[begin MATERIAL PROVIDED]

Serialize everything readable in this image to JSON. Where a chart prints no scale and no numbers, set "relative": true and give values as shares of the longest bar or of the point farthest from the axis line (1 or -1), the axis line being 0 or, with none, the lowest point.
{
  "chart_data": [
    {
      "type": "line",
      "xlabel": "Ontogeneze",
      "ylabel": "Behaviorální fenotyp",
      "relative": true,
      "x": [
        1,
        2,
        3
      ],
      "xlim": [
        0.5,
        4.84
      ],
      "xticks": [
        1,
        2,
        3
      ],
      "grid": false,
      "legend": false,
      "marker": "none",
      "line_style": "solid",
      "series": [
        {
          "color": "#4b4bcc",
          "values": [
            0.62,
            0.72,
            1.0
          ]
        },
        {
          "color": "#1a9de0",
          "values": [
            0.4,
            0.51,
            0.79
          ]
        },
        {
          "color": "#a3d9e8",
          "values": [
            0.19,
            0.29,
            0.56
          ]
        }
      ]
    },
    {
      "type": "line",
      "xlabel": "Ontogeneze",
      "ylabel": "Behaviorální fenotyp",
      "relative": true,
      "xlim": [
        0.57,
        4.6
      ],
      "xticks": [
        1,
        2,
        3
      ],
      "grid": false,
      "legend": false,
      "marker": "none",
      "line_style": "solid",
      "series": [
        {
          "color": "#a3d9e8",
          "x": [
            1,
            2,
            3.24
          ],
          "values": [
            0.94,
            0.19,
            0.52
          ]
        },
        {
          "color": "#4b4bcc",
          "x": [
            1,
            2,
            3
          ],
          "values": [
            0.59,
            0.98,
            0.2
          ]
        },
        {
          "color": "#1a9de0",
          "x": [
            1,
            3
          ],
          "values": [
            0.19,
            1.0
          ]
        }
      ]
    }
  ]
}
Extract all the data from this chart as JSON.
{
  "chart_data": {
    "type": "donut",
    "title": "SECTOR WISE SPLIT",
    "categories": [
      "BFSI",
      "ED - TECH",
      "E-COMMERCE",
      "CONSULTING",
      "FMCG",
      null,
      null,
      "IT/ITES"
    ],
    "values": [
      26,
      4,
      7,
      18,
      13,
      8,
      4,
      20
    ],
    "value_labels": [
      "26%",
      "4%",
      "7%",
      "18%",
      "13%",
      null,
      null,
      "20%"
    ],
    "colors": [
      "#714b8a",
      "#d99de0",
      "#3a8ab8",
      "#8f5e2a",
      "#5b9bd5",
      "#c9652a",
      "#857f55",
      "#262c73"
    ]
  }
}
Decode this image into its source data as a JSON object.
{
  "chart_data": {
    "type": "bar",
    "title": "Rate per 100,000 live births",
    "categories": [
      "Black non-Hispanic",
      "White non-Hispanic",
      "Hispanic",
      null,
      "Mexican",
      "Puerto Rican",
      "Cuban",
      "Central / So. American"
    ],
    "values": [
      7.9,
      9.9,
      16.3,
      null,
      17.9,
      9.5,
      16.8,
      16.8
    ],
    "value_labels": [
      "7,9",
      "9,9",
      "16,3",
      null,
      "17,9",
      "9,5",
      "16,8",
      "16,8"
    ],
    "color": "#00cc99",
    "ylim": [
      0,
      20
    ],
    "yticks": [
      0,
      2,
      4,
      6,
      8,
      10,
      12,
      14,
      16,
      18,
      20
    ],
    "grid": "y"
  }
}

[end MATERIAL PROVIDED]

(GIVEN INSTRUCTION): The required output is the span of lines from the one containing "Extract all the data from this chart as JSON." to the last line, reproduced character for character.

(REPLY TO THE TASK):
Extract all the data from this chart as JSON.
{
  "chart_data": {
    "type": "donut",
    "title": "SECTOR WISE SPLIT",
    "categories": [
      "BFSI",
      "ED - TECH",
      "E-COMMERCE",
      "CONSULTING",
      "FMCG",
      null,
      null,
      "IT/ITES"
    ],
    "values": [
      26,
      4,
      7,
      18,
      13,
      8,
      4,
      20
    ],
    "value_labels": [
      "26%",
      "4%",
      "7%",
      "18%",
      "13%",
      null,
      null,
      "20%"
    ],
    "colors": [
      "#714b8a",
      "#d99de0",
      "#3a8ab8",
      "#8f5e2a",
      "#5b9bd5",
      "#c9652a",
      "#857f55",
      "#262c73"
    ]
  }
}
Decode this image into its source data as a JSON object.
{
  "chart_data": {
    "type": "bar",
    "title": "Rate per 100,000 live births",
    "categories": [
      "Black non-Hispanic",
      "White non-Hispanic",
      "Hispanic",
      null,
      "Mexican",
      "Puerto Rican",
      "Cuban",
      "Central / So. American"
    ],
    "values": [
      7.9,
      9.9,
      16.3,
      null,
      17.9,
      9.5,
      16.8,
      16.8
    ],
    "value_labels": [
      "7,9",
      "9,9",
      "16,3",
      null,
      "17,9",
      "9,5",
      "16,8",
      "16,8"
    ],
    "color": "#00cc99",
    "ylim": [
      0,
      20
    ],
    "yticks": [
      0,
      2,
      4,
      6,
      8,
      10,
      12,
      14,
      16,
      18,
      20
    ],
    "grid": "y"
  }
}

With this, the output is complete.